• _Written problem_: The entries below should be output exactly as written.

----- The input -----

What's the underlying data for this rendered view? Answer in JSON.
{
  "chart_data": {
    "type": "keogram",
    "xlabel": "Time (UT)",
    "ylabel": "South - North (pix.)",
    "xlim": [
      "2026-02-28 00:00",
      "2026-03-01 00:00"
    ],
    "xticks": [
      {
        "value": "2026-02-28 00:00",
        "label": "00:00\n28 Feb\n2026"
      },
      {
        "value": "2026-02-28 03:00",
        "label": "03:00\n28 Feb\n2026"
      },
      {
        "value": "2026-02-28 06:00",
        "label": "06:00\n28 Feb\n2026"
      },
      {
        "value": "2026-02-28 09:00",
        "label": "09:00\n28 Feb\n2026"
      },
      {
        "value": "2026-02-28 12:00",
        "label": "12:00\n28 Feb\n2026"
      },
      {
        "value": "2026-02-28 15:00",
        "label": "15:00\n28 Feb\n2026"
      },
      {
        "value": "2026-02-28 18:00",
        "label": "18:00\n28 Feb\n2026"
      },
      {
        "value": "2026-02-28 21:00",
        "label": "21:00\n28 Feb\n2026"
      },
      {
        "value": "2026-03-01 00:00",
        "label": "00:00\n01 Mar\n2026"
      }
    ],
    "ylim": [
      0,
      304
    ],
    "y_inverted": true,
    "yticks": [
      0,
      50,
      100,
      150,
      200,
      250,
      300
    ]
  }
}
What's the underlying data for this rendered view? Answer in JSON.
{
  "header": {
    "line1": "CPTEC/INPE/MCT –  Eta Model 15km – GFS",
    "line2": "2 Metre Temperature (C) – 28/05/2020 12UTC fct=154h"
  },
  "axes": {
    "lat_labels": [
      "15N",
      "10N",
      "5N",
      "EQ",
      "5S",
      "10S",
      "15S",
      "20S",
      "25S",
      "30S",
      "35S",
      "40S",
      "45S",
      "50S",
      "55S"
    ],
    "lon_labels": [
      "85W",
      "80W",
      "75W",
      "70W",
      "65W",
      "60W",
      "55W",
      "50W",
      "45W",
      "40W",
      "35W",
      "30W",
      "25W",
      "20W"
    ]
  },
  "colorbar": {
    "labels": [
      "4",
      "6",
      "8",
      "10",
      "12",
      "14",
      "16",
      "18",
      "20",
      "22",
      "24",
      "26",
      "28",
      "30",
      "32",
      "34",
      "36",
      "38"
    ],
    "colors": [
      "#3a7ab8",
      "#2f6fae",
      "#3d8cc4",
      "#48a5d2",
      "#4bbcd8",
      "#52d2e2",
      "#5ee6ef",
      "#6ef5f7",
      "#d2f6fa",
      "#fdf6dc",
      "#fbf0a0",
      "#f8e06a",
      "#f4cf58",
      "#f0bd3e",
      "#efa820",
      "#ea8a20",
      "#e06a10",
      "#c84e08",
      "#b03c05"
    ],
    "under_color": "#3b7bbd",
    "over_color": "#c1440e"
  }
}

-----

• _Solution to this problem_:
What's the underlying data for this rendered view? Answer in JSON.
{
  "chart_data": {
    "type": "keogram",
    "xlabel": "Time (UT)",
    "ylabel": "South - North (pix.)",
    "xlim": [
      "2026-02-28 00:00",
      "2026-03-01 00:00"
    ],
    "xticks": [
      {
        "value": "2026-02-28 00:00",
        "label": "00:00\n28 Feb\n2026"
      },
      {
        "value": "2026-02-28 03:00",
        "label": "03:00\n28 Feb\n2026"
      },
      {
        "value": "2026-02-28 06:00",
        "label": "06:00\n28 Feb\n2026"
      },
      {
        "value": "2026-02-28 09:00",
        "label": "09:00\n28 Feb\n2026"
      },
      {
        "value": "2026-02-28 12:00",
        "label": "12:00\n28 Feb\n2026"
      },
      {
        "value": "2026-02-28 15:00",
        "label": "15:00\n28 Feb\n2026"
      },
      {
        "value": "2026-02-28 18:00",
        "label": "18:00\n28 Feb\n2026"
      },
      {
        "value": "2026-02-28 21:00",
        "label": "21:00\n28 Feb\n2026"
      },
      {
        "value": "2026-03-01 00:00",
        "label": "00:00\n01 Mar\n2026"
      }
    ],
    "ylim": [
      0,
      304
    ],
    "y_inverted": true,
    "yticks": [
      0,
      50,
      100,
      150,
      200,
      250,
      300
    ]
  }
}
What's the underlying data for this rendered view? Answer in JSON.
{
  "header": {
    "line1": "CPTEC/INPE/MCT –  Eta Model 15km – GFS",
    "line2": "2 Metre Temperature (C) – 28/05/2020 12UTC fct=154h"
  },
  "axes": {
    "lat_labels": [
      "15N",
      "10N",
      "5N",
      "EQ",
      "5S",
      "10S",
      "15S",
      "20S",
      "25S",
      "30S",
      "35S",
      "40S",
      "45S",
      "50S",
      "55S"
    ],
    "lon_labels": [
      "85W",
      "80W",
      "75W",
      "70W",
      "65W",
      "60W",
      "55W",
      "50W",
      "45W",
      "40W",
      "35W",
      "30W",
      "25W",
      "20W"
    ]
  },
  "colorbar": {
    "labels": [
      "4",
      "6",
      "8",
      "10",
      "12",
      "14",
      "16",
      "18",
      "20",
      "22",
      "24",
      "26",
      "28",
      "30",
      "32",
      "34",
      "36",
      "38"
    ],
    "colors": [
      "#3a7ab8",
      "#2f6fae",
      "#3d8cc4",
      "#48a5d2",
      "#4bbcd8",
      "#52d2e2",
      "#5ee6ef",
      "#6ef5f7",
      "#d2f6fa",
      "#fdf6dc",
      "#fbf0a0",
      "#f8e06a",
      "#f4cf58",
      "#f0bd3e",
      "#efa820",
      "#ea8a20",
      "#e06a10",
      "#c84e08",
      "#b03c05"
    ],
    "under_color": "#3b7bbd",
    "over_color": "#c1440e"
  }
}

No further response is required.